- DATA IN THIS EXERCISE
-- begin --
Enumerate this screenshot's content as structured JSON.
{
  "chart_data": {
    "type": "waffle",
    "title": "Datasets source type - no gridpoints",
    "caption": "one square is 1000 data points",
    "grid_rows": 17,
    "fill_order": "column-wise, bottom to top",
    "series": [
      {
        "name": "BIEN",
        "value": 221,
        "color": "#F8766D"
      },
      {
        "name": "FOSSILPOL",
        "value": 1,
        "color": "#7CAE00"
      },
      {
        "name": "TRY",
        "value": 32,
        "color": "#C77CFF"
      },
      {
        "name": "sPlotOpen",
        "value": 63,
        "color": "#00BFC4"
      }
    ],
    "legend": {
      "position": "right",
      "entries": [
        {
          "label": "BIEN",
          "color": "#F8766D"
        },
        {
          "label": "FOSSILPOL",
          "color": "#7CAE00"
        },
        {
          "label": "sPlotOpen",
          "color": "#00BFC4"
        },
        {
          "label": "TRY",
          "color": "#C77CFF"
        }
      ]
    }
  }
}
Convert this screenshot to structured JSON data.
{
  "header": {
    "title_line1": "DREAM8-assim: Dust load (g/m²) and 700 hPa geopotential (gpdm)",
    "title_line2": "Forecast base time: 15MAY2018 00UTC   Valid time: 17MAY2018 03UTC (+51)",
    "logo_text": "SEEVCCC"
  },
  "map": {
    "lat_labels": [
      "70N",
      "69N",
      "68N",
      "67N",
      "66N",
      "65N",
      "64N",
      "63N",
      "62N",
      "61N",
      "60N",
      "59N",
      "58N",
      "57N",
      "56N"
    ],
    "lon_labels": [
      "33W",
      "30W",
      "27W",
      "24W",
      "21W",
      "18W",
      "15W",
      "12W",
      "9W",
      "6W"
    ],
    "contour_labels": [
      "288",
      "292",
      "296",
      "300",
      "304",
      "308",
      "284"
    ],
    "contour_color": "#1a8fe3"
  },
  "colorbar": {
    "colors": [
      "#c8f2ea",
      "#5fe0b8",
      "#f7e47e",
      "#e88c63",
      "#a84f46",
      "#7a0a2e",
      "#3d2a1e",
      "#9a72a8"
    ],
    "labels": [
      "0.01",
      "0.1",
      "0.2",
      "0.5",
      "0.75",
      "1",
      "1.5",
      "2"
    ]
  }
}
-- end --
- YOUR INSTRUCTIONS
Look for the word "type" in every line of the listing and copy the lines that have it.

- TASK RESPONSE
    "type": "waffle",
    "title": "Datasets source type - no gridpoints",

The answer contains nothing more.